• _What is being asked_
List every line below containing "screenshot".

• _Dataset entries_
BEGIN
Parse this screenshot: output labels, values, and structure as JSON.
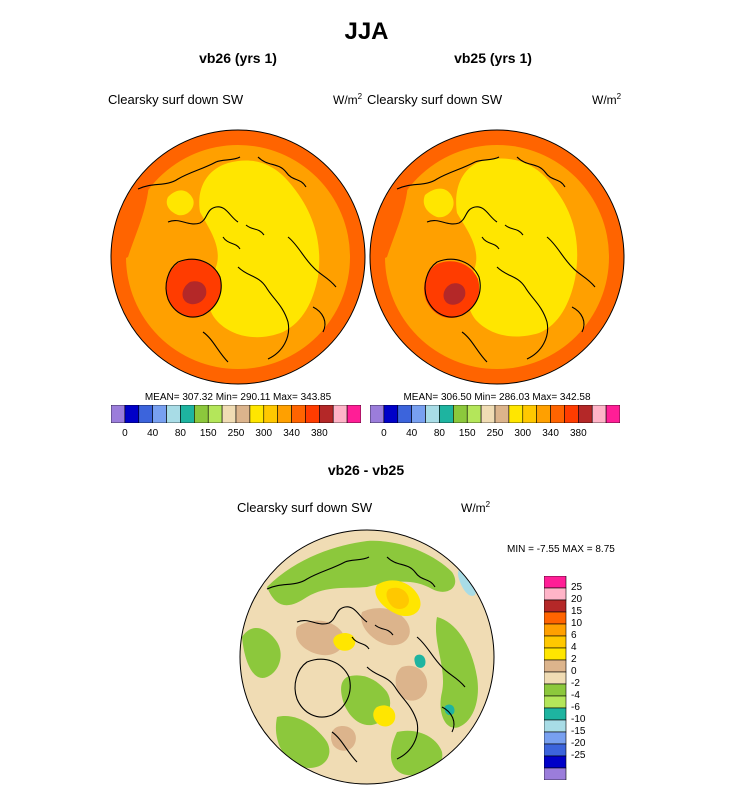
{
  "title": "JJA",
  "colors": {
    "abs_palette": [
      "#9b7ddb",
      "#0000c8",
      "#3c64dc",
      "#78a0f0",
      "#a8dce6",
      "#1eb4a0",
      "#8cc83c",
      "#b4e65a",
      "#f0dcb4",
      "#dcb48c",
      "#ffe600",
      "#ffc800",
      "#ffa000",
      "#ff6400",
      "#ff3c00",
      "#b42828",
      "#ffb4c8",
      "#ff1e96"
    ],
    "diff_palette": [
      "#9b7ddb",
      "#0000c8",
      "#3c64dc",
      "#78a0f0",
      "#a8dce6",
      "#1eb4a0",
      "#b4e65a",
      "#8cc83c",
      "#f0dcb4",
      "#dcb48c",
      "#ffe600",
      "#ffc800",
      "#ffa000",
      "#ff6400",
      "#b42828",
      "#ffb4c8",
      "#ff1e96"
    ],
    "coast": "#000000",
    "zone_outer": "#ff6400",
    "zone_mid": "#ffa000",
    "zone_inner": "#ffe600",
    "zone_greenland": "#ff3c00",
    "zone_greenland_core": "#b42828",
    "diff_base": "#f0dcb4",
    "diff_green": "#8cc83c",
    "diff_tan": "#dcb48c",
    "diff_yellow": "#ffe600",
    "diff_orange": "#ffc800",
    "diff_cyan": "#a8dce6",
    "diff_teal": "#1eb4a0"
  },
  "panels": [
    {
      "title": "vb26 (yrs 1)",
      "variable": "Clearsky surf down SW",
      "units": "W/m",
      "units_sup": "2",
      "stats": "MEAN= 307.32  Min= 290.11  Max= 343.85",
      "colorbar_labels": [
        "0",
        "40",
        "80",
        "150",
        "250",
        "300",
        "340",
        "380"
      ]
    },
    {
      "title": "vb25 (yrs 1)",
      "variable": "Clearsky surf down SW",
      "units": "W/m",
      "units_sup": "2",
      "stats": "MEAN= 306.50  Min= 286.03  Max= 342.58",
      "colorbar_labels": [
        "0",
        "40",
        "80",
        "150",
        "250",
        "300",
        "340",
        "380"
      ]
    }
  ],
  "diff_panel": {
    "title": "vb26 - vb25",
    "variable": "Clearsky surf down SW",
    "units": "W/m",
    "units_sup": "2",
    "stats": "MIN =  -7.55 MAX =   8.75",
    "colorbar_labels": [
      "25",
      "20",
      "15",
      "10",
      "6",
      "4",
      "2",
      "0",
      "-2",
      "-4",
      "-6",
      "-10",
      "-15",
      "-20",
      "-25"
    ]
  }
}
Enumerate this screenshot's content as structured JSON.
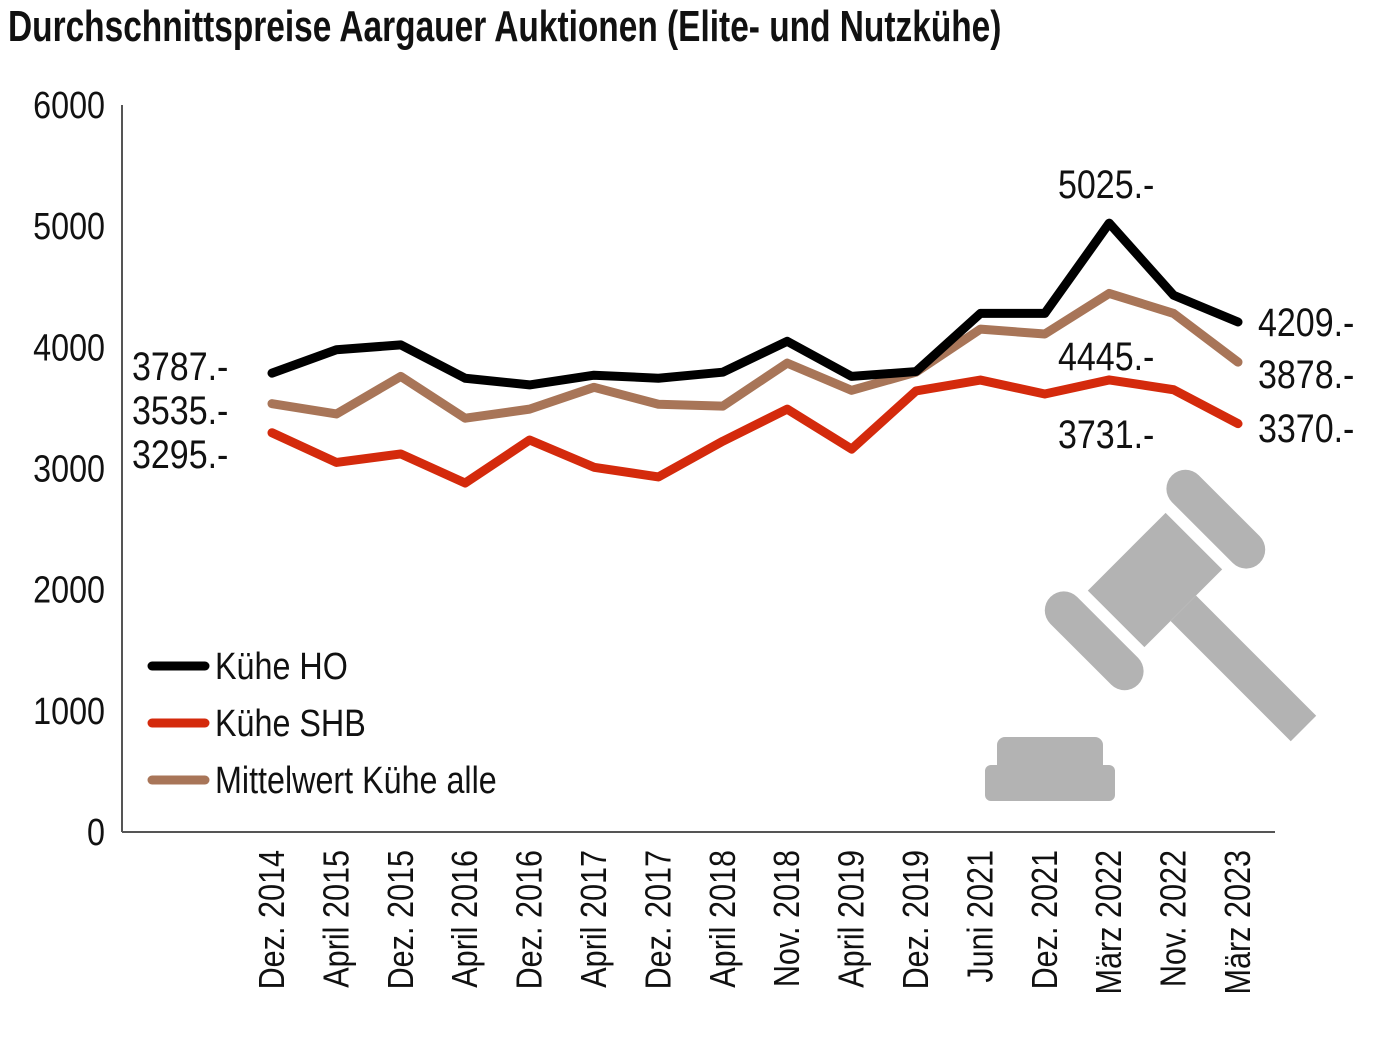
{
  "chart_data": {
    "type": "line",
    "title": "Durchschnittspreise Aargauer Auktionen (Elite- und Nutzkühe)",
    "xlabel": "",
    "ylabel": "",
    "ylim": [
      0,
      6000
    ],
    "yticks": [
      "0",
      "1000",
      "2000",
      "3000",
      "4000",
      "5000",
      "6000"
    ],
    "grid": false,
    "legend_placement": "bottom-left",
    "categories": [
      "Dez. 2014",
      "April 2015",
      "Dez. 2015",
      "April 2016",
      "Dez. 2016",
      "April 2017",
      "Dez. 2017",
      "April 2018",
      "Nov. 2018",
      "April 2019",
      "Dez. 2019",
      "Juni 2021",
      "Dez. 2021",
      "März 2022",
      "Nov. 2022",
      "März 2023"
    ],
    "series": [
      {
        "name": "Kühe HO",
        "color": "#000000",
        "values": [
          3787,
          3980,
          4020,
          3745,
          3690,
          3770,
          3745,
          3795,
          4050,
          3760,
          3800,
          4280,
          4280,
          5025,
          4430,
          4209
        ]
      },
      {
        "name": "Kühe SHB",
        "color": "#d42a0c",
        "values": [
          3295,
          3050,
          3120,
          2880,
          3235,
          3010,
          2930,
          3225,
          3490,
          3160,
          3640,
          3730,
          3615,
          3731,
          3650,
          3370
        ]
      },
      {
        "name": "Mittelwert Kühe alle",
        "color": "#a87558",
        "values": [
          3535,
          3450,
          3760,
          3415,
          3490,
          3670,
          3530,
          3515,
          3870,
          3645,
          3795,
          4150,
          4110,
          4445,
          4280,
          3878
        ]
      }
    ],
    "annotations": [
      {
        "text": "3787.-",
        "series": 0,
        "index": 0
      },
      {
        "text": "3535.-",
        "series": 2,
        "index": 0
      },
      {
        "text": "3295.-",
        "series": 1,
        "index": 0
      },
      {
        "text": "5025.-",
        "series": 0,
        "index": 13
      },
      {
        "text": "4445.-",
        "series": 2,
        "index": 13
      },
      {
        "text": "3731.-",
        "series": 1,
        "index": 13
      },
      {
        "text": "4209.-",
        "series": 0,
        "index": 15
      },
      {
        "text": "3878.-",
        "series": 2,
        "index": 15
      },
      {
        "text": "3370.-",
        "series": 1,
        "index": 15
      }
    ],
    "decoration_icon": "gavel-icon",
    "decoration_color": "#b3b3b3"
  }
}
END
• _Completed task_
Parse this screenshot: output labels, values, and structure as JSON.
Enumerate this screenshot's content as structured JSON.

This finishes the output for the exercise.